__AIM OF THE TASK__:
Copy out, from the entries below, each line holding the string "root".

__MATERIAL FOR THIS EXERCISE__:
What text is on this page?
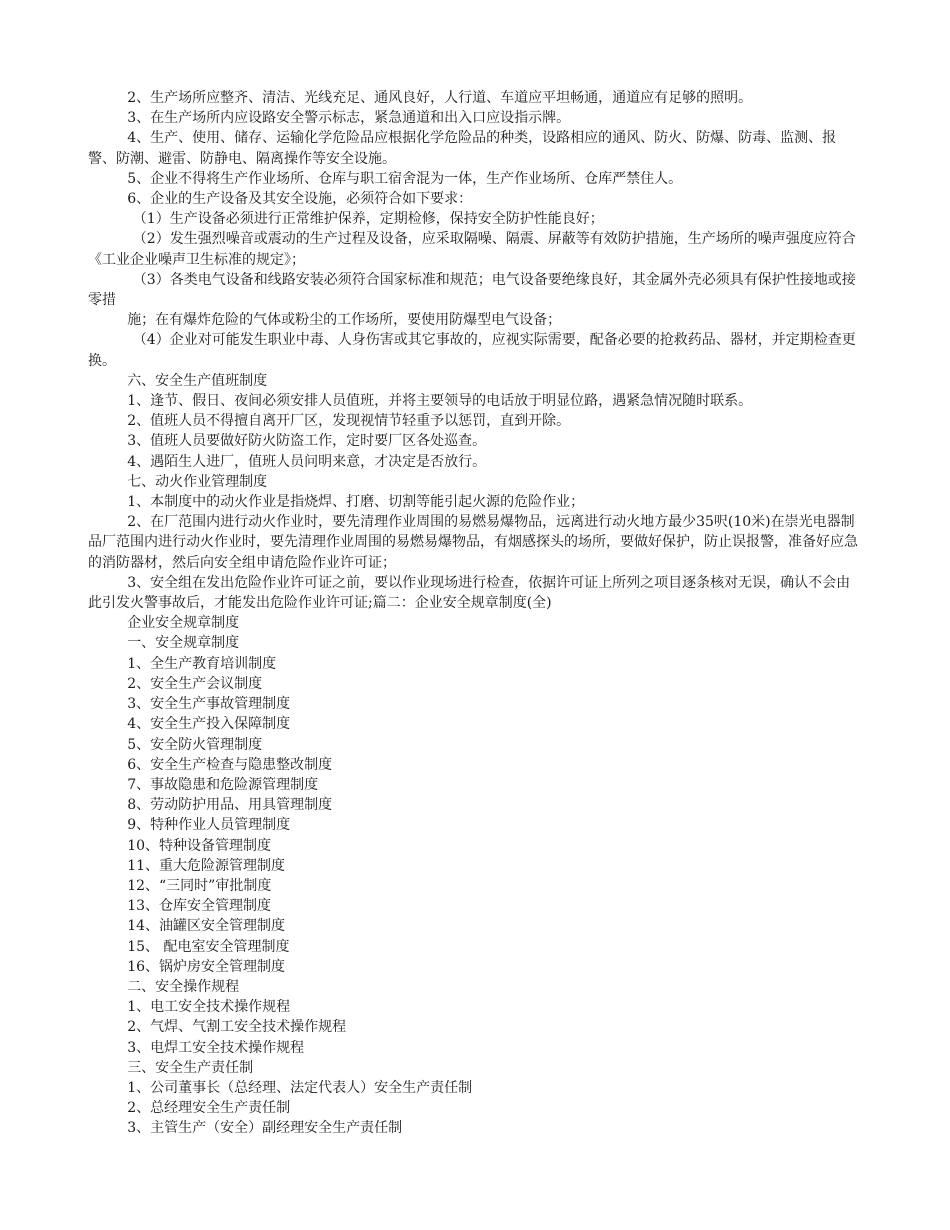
2、生产场所应整齐、清洁、光线充足、通风良好，人行道、车道应平坦畅通，通道应有足够的照明。

3、在生产场所内应设路安全警示标志，紧急通道和出入口应设指示牌。

4、生产、使用、储存、运输化学危险品应根据化学危险品的种类，设路相应的通风、防火、防爆、防毒、监测、报警、防潮、避雷、防静电、隔离操作等安全设施。

5、企业不得将生产作业场所、仓库与职工宿舍混为一体，生产作业场所、仓库严禁住人。

6、企业的生产设备及其安全设施，必须符合如下要求：

（1）生产设备必须进行正常维护保养，定期检修，保持安全防护性能良好；

（2）发生强烈噪音或震动的生产过程及设备，应采取隔噪、隔震、屏蔽等有效防护措施，生产场所的噪声强度应符合《工业企业噪声卫生标准的规定》；

（3）各类电气设备和线路安装必须符合国家标准和规范；电气设备要绝缘良好，其金属外壳必须具有保护性接地或接零措

施；在有爆炸危险的气体或粉尘的工作场所，要使用防爆型电气设备；

（4）企业对可能发生职业中毒、人身伤害或其它事故的，应视实际需要，配备必要的抢救药品、器材，并定期检查更换。

六、安全生产值班制度

1、逢节、假日、夜间必须安排人员值班，并将主要领导的电话放于明显位路，遇紧急情况随时联系。

2、值班人员不得擅自离开厂区，发现视情节轻重予以惩罚，直到开除。

3、值班人员要做好防火防盗工作，定时要厂区各处巡查。

4、遇陌生人进厂，值班人员问明来意，才决定是否放行。

七、动火作业管理制度

1、本制度中的动火作业是指烧焊、打磨、切割等能引起火源的危险作业；

2、在厂范围内进行动火作业时，要先清理作业周围的易燃易爆物品，远离进行动火地方最少35呎(10米)在崇光电器制品厂范围内进行动火作业时，要先清理作业周围的易燃易爆物品，有烟感探头的场所，要做好保护，防止误报警，准备好应急的消防器材，然后向安全组申请危险作业许可证；

3、安全组在发出危险作业许可证之前，要以作业现场进行检查，依据许可证上所列之项目逐条核对无误，确认不会由此引发火警事故后，才能发出危险作业许可证;篇二：企业安全规章制度(全)

企业安全规章制度

一、安全规章制度

1、全生产教育培训制度

2、安全生产会议制度

3、安全生产事故管理制度

4、安全生产投入保障制度

5、安全防火管理制度

6、安全生产检查与隐患整改制度

7、事故隐患和危险源管理制度

8、劳动防护用品、用具管理制度

9、特种作业人员管理制度

10、特种设备管理制度

11、重大危险源管理制度

12、“三同时”审批制度

13、仓库安全管理制度

14、油罐区安全管理制度

15、 配电室安全管理制度

16、锅炉房安全管理制度

二、安全操作规程

1、电工安全技术操作规程

2、气焊、气割工安全技术操作规程

3、电焊工安全技术操作规程

三、安全生产责任制

1、公司董事长（总经理、法定代表人）安全生产责任制

2、总经理安全生产责任制

3、主管生产（安全）副经理安全生产责任制
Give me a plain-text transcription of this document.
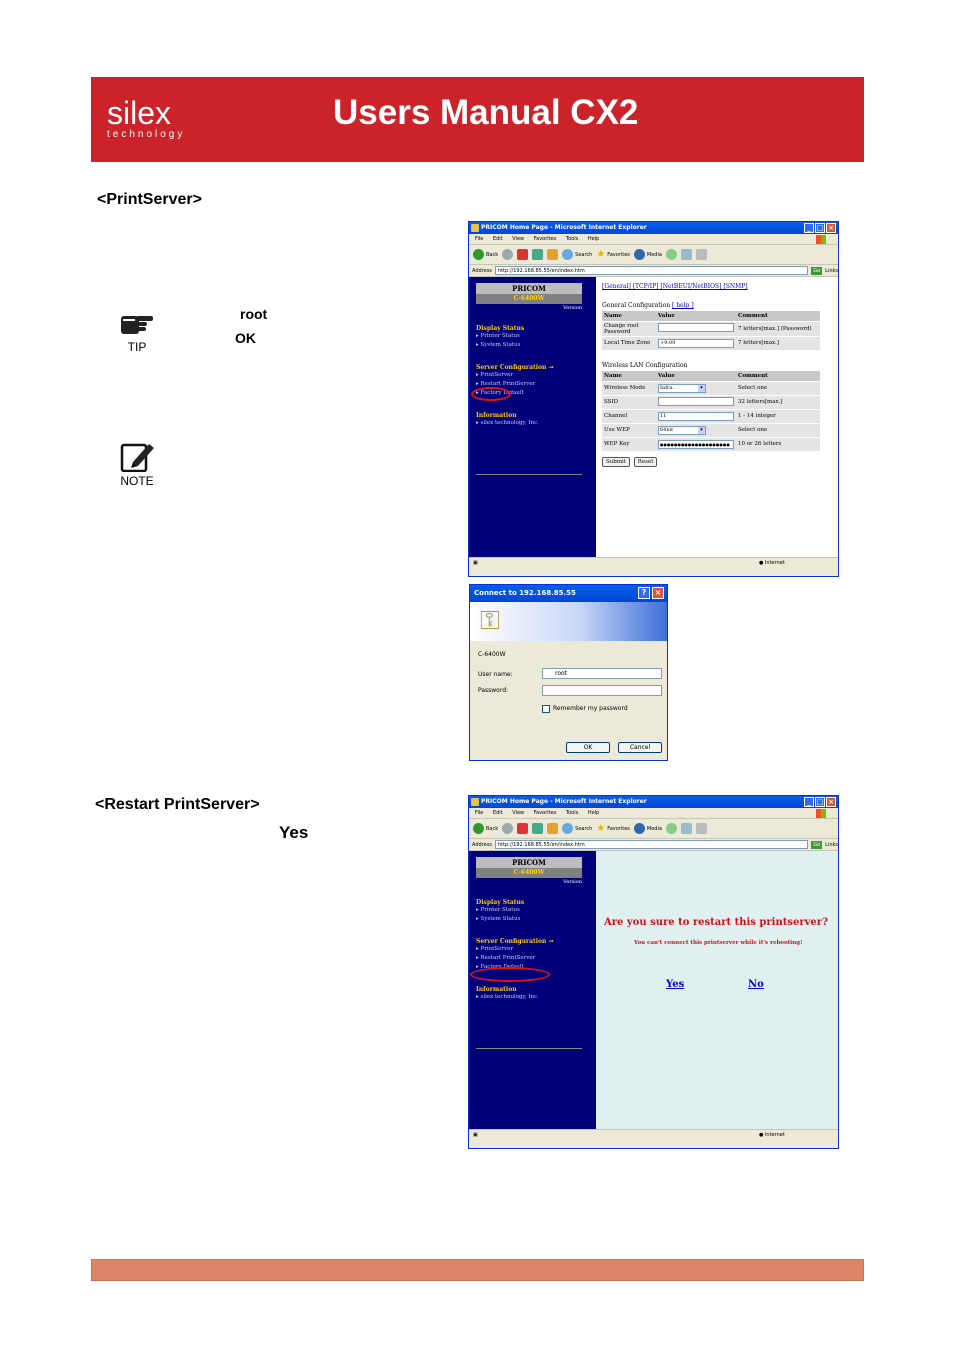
silex
technology
Users Manual CX2
<PrintServer>
TIP
root
OK
NOTE
PRICOM Home Page - Microsoft Internet Explorer	_ □ ×
File Edit View Favorites Tools Help
Back	Search ★ Favorites	Media
Address	http://192.168.85.55/en/index.htm	Go	Links
PRICOM
C-6400W
Version
Display Status
▸ Printer Status
▸ System Status
Server Configuration ⊸
▸ PrintServer
▸ Restart PrintServer
▸ Factory Default
Information
▸ silex technology, Inc.
[General] [TCP/IP] [NetBEUI/NetBIOS] [SNMP]
General Configuration [ help ]
Name	Value	Comment
Change root Password		7 letters[max.] (Password)
Local Time Zone	+9:00	7 letters[max.]
Wireless LAN Configuration
Name	Value	Comment
Wireless Mode	Infra. ▾	Select one
SSID		32 letters[max.]
Channel	11	1 - 14 integer
Use WEP	64bit ▾	Select one
WEP Key	●●●●●●●●●●●●●●●●●●●●	10 or 26 letters
Submit Reset
▣	● Internet
Connect to 192.168.85.55	?	×
⚿
C-6400W
User name:	root
Password:
Remember my password
OK	Cancel
<Restart PrintServer>
Yes
PRICOM Home Page - Microsoft Internet Explorer	_ □ ×
File Edit View Favorites Tools Help
Back	Search ★ Favorites	Media
Address	http://192.168.85.55/en/index.htm	Go	Links
PRICOM
C-6400W
Version
Display Status
▸ Printer Status
▸ System Status
Server Configuration ⊸
▸ PrintServer
▸ Restart PrintServer
▸ Factory Default
Information
▸ silex technology, Inc.
Are you sure to restart this printserver?
You can't connect this printserver while it's rebooting!
Yes	No
▣	● Internet
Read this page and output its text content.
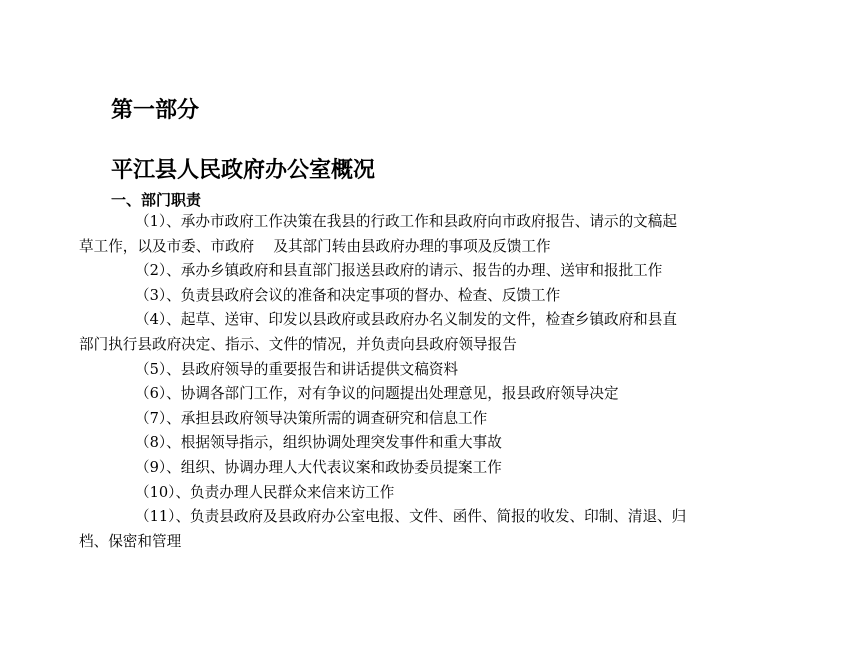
第一部分
平江县人民政府办公室概况
一、部门职责

（1）、承办市政府工作决策在我县的行政工作和县政府向市政府报告、请示的文稿起
草工作，以及市委、市政府　 及其部门转由县政府办理的事项及反馈工作

（2）、承办乡镇政府和县直部门报送县政府的请示、报告的办理、送审和报批工作

（3）、负责县政府会议的准备和决定事项的督办、检查、反馈工作

（4）、起草、送审、印发以县政府或县政府办名义制发的文件，检查乡镇政府和县直
部门执行县政府决定、指示、文件的情况，并负责向县政府领导报告

（5）、县政府领导的重要报告和讲话提供文稿资料

（6）、协调各部门工作，对有争议的问题提出处理意见，报县政府领导决定

（7）、承担县政府领导决策所需的调查研究和信息工作

（8）、根据领导指示，组织协调处理突发事件和重大事故

（9）、组织、协调办理人大代表议案和政协委员提案工作

（10）、负责办理人民群众来信来访工作

（11）、负责县政府及县政府办公室电报、文件、函件、简报的收发、印制、清退、归
档、保密和管理
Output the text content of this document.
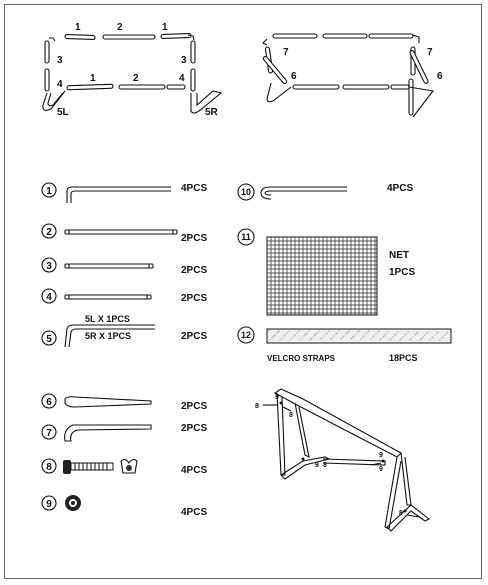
1	2	1
3	3
4
1	2	4
5L	5R
7
6
7
6
1	4PCS
2
2PCS
3	2PCS
4	2PCS
5
5L X 1PCS
5R X 1PCS	2PCS
6	2PCS
7	2PCS
8	4PCS
9
4PCS
10	4PCS
11
NET
1PCS
12
VELCRO STRAPS	18PCS
8
9
8
9 8
9
9
8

__EXERCISE SOLUTION__:
root
Change root Password		7 letters[max.] (Password)
User name:	root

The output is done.